Task directions:
Please transcribe every line of the material below word for word, leaving the pictures out of your answer.

>> begin The input

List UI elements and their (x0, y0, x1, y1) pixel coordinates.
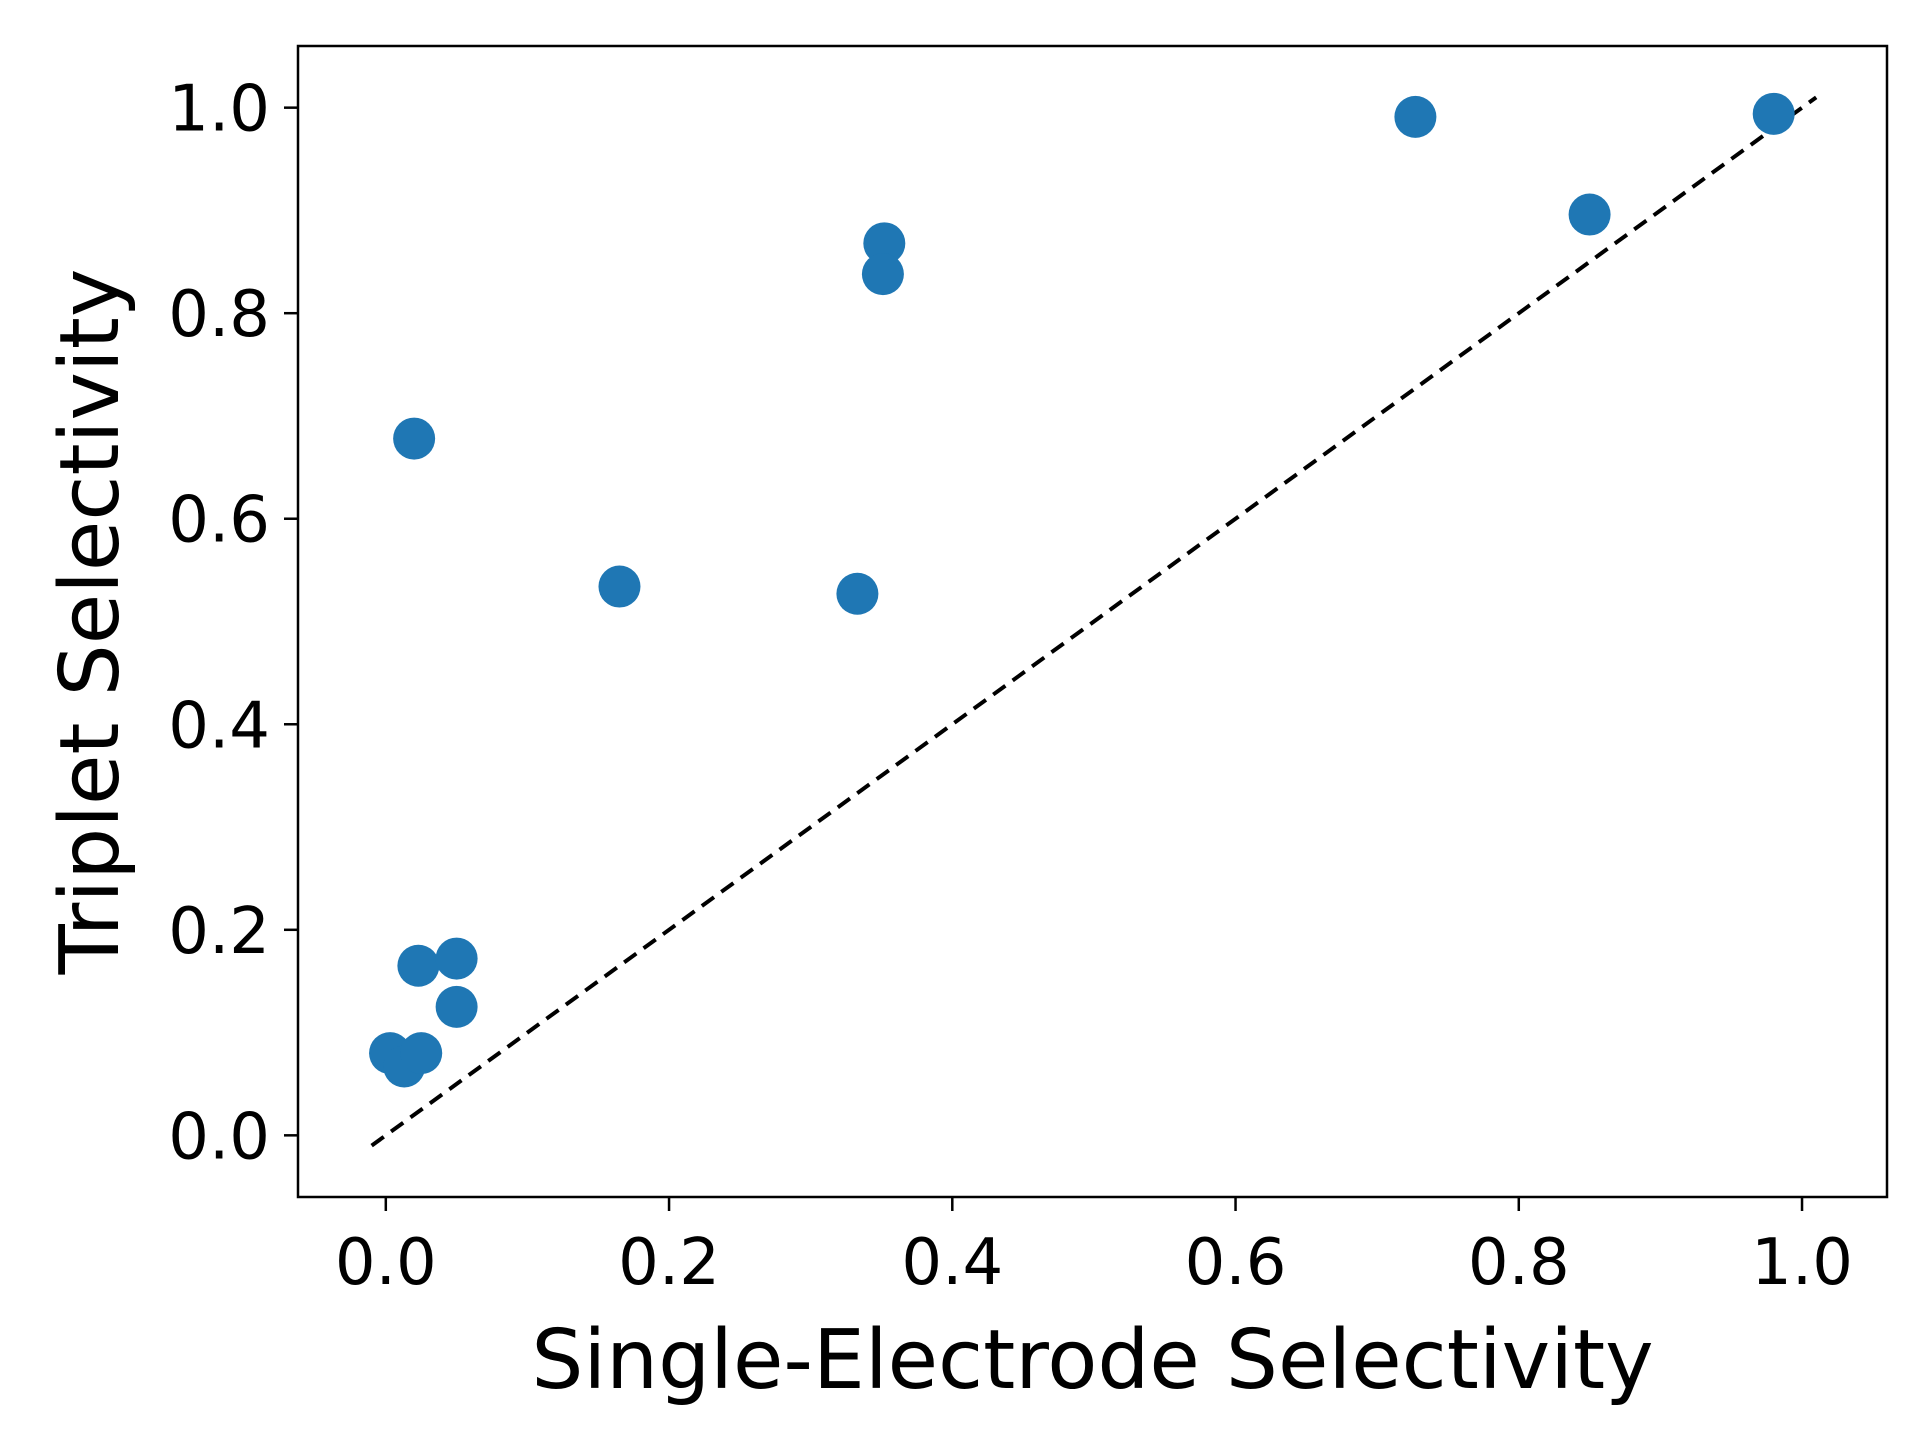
x-axis-label: Single-Electrode Selectivity (531, 1313, 1653, 1408)
data-point (1394, 95, 1437, 138)
y-tick-label: 0.6 (168, 484, 270, 558)
data-point (393, 417, 436, 460)
data-points-layer (369, 92, 1795, 1088)
data-point (1752, 92, 1795, 135)
data-point (863, 222, 906, 265)
data-point (400, 1032, 443, 1075)
x-tick-label: 0.0 (335, 1226, 437, 1300)
y-axis-label: Triplet Selectivity (43, 269, 138, 976)
ticks-layer: 0.0 0.2 0.4 0.6 0.8 1.0 0.0 0.2 0.4 0.6 0.8 1.0 (168, 73, 1853, 1300)
x-tick-label: 0.4 (901, 1226, 1003, 1300)
y-tick-label: 1.0 (168, 73, 270, 147)
data-point (435, 937, 478, 980)
reference-line-layer (370, 95, 1818, 1148)
y-tick-label: 0.4 (168, 689, 270, 763)
plot-area-frame (296, 44, 1889, 1199)
data-point (598, 565, 641, 608)
data-point (397, 944, 440, 987)
x-tick-label: 0.6 (1185, 1226, 1287, 1300)
data-point (836, 572, 879, 615)
reference-diagonal-line (370, 95, 1818, 1148)
y-tick-label: 0.0 (168, 1100, 270, 1174)
y-tick-label: 0.2 (168, 895, 270, 969)
x-tick-label: 1.0 (1751, 1226, 1853, 1300)
x-tick-label: 0.2 (618, 1226, 720, 1300)
x-tick-label: 0.8 (1468, 1226, 1570, 1300)
data-point (435, 985, 478, 1028)
data-point (861, 253, 904, 296)
y-tick-label: 0.8 (168, 278, 270, 352)
data-point (1568, 193, 1611, 236)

>> end The input

Solved exercise:
List UI elements and their (x0, y0, x1, y1) pixel coordinates.
x-axis-label: Single-Electrode Selectivity (531, 1313, 1653, 1408)
data-point (1394, 95, 1437, 138)
y-tick-label: 0.6 (168, 484, 270, 558)
data-point (393, 417, 436, 460)
data-points-layer (369, 92, 1795, 1088)
data-point (1752, 92, 1795, 135)
data-point (863, 222, 906, 265)
data-point (400, 1032, 443, 1075)
x-tick-label: 0.0 (335, 1226, 437, 1300)
y-axis-label: Triplet Selectivity (43, 269, 138, 976)
ticks-layer: 0.0 0.2 0.4 0.6 0.8 1.0 0.0 0.2 0.4 0.6 0.8 1.0 (168, 73, 1853, 1300)
x-tick-label: 0.4 (901, 1226, 1003, 1300)
y-tick-label: 1.0 (168, 73, 270, 147)
data-point (435, 937, 478, 980)
reference-line-layer (370, 95, 1818, 1148)
y-tick-label: 0.4 (168, 689, 270, 763)
plot-area-frame (296, 44, 1889, 1199)
data-point (598, 565, 641, 608)
data-point (397, 944, 440, 987)
x-tick-label: 0.6 (1185, 1226, 1287, 1300)
data-point (836, 572, 879, 615)
reference-diagonal-line (370, 95, 1818, 1148)
y-tick-label: 0.0 (168, 1100, 270, 1174)
y-tick-label: 0.2 (168, 895, 270, 969)
x-tick-label: 1.0 (1751, 1226, 1853, 1300)
x-tick-label: 0.2 (618, 1226, 720, 1300)
x-tick-label: 0.8 (1468, 1226, 1570, 1300)
data-point (435, 985, 478, 1028)
data-point (861, 253, 904, 296)
y-tick-label: 0.8 (168, 278, 270, 352)
data-point (1568, 193, 1611, 236)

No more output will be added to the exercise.